▶ _Text under study_

● ● ● ● ● ● ●

Provan was born on September 14, 1944, in Vernon, Texas, to James W. Provan Sr. and Alice Louise Provan ( Furr) who shortly after his birth moved to Chicago, Illinois. At the age of 5, Provan contracted polio, which left him paralyzed below the neck. Provan was in Chicago Children's Memorial hospital from age 5 to age 10. He had a ground breaking surgery, performed by Dr. Charles Peas, that removed part of his ankle bone and infused it into his spine. His ankle bone was replaced with ivory. He then moved to Texas and graduated from Irving High School in Irving, Texas, he then attended Slippery Rock University of Pennsylvania where he received his BS of Political Science. He then attended the University of Texas School of Law and received his Doctorage of Jurisprudence degree. On December 19, 1974, Provan was admitted to the State Bar of Texas.

== Career ==
He served as an assistant attorney general for the State of Texas. He also served as general counsel for Stephen F. Austin University. Provan started his own law firm, Provan & Associates, which was active until shortly before his death. Provan was an honorary speaker for the National Rights to Life Convention.

== Zamora-Quezada v. HealthTexas Medical Group ==

In 1996, Provan, while having lunch with attorneys from the Texas Medical Association, learned that doctors were being dropped from their HMO contracts because of their treating chronically ill patients, which the HMOs said was too expensive. Provan then proposed a never before used tactic against these HMOs, suggesting to these attorneys that they sue these HMOs under the Americans with Disabilities Act of 1990 and positing: "Can you think of a more important relationship that a person with a disability has, than the one he has with his physician?" With the backing of the Texas Medical Association, and a powerful group of private attorneys, Provan, in 1998, filed his first-of-a-kind lawsuit against five HMO's under the ADA (Zamora-Quezada v. HealthTexas Medical Group, 34 F. Supp. 2d 433 (W.D. Tex. 1998)) on behalf of 10 HMO members who claimed the HMOs made it hard for them to see doctors. In 1999, these HMOs sought to dismiss Provan's lawsuit, but a federal court ruled against them, and the case was settled out of court. Many decisions relating to Provan's unique lawsuit against these HMOs have been cited in other court cases since.

● ● ● ● ● ● ●

▶ _Given records_
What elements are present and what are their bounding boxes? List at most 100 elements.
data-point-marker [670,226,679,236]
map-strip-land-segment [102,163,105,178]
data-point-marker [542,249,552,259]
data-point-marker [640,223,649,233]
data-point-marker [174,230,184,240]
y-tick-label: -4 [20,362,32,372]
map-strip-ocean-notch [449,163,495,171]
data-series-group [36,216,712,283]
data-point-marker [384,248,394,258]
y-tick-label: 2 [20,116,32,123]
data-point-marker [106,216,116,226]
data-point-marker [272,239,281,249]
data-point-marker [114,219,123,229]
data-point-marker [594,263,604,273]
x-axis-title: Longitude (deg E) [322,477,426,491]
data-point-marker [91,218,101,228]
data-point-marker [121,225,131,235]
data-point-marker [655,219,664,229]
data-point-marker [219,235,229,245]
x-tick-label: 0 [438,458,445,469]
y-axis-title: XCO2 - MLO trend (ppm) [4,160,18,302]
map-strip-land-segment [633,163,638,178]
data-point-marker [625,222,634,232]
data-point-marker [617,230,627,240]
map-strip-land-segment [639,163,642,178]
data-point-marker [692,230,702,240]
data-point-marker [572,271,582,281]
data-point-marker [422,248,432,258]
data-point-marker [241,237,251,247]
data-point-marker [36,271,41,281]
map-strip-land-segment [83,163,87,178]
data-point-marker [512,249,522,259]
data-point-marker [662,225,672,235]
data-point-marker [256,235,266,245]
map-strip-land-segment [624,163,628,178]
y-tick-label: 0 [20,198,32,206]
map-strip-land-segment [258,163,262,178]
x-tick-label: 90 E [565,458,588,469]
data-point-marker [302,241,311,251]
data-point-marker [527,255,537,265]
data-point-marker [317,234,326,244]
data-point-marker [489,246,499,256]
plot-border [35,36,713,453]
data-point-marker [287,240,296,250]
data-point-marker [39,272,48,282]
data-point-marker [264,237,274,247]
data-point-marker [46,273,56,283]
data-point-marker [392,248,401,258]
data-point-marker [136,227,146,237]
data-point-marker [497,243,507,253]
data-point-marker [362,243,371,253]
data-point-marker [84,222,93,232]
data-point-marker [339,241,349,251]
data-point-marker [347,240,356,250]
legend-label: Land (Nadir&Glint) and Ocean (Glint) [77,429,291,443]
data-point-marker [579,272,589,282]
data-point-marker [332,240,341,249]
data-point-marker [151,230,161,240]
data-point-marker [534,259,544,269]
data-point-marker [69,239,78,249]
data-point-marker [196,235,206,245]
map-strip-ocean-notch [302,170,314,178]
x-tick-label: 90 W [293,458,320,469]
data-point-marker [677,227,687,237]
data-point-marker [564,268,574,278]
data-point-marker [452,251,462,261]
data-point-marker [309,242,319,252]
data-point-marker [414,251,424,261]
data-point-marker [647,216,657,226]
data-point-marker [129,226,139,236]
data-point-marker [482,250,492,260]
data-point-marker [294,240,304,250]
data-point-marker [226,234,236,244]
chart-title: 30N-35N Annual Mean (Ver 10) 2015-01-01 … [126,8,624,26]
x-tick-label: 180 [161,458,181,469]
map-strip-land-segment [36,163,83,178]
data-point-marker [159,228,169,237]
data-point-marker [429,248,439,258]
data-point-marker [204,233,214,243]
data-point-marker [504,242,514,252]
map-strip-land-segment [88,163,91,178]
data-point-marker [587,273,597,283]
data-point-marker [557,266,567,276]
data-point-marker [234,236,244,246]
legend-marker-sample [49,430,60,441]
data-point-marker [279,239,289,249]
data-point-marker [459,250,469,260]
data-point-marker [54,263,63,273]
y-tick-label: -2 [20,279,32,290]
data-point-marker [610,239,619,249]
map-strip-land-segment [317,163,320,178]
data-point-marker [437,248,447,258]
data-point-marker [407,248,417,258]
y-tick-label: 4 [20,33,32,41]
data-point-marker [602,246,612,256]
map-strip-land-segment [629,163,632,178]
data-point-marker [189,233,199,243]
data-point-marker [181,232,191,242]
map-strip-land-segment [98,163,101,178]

● ● ● ● ● ● ●

▶ _Directions_
1. Decide whether each statement below agrees with the text about Provan: (a) Provan contracted polio at the age of 5, (b) Provan was admitted to the State Bar of Texas in 1976, and (c) Provan's 1998 lawsuit was filed against five HMOs. Answer yes or no for each and quote the words of the text that decide it.
2. Proceed with the text about Provan, picking up right after its last sentence.

▶ _Written responses_
1.
(a) Yes: "At the age of 5, Provan contracted polio"
(b) No: "On December 19, 1974, Provan was admitted to the State Bar of Texas."
(c) Yes: "filed his first-of-a-kind lawsuit against five HMO's under the ADA"

2.
== Death ==
Robert Provan died on July 6, 2006. He developed post-polio complications. He was buried in Lindale, Texas by his only child, Michelle Provan.

== Legacy ==
In 2007, Provan Opportunity Center, a school that serves to intervene socially, emotionally, and academically to help students find their way. The school was opened by Pflugerville Independent School District after recognizing Provan as a "champion of rights for the disabled." A plaque is located inside Irving High School recognizing his achievement as the only student voted class president twice. The Stephen Fuller Austin Statue on the campus of Stephen F. Austin State University's Library Plaza has Provan's name engraved on it, among with other names.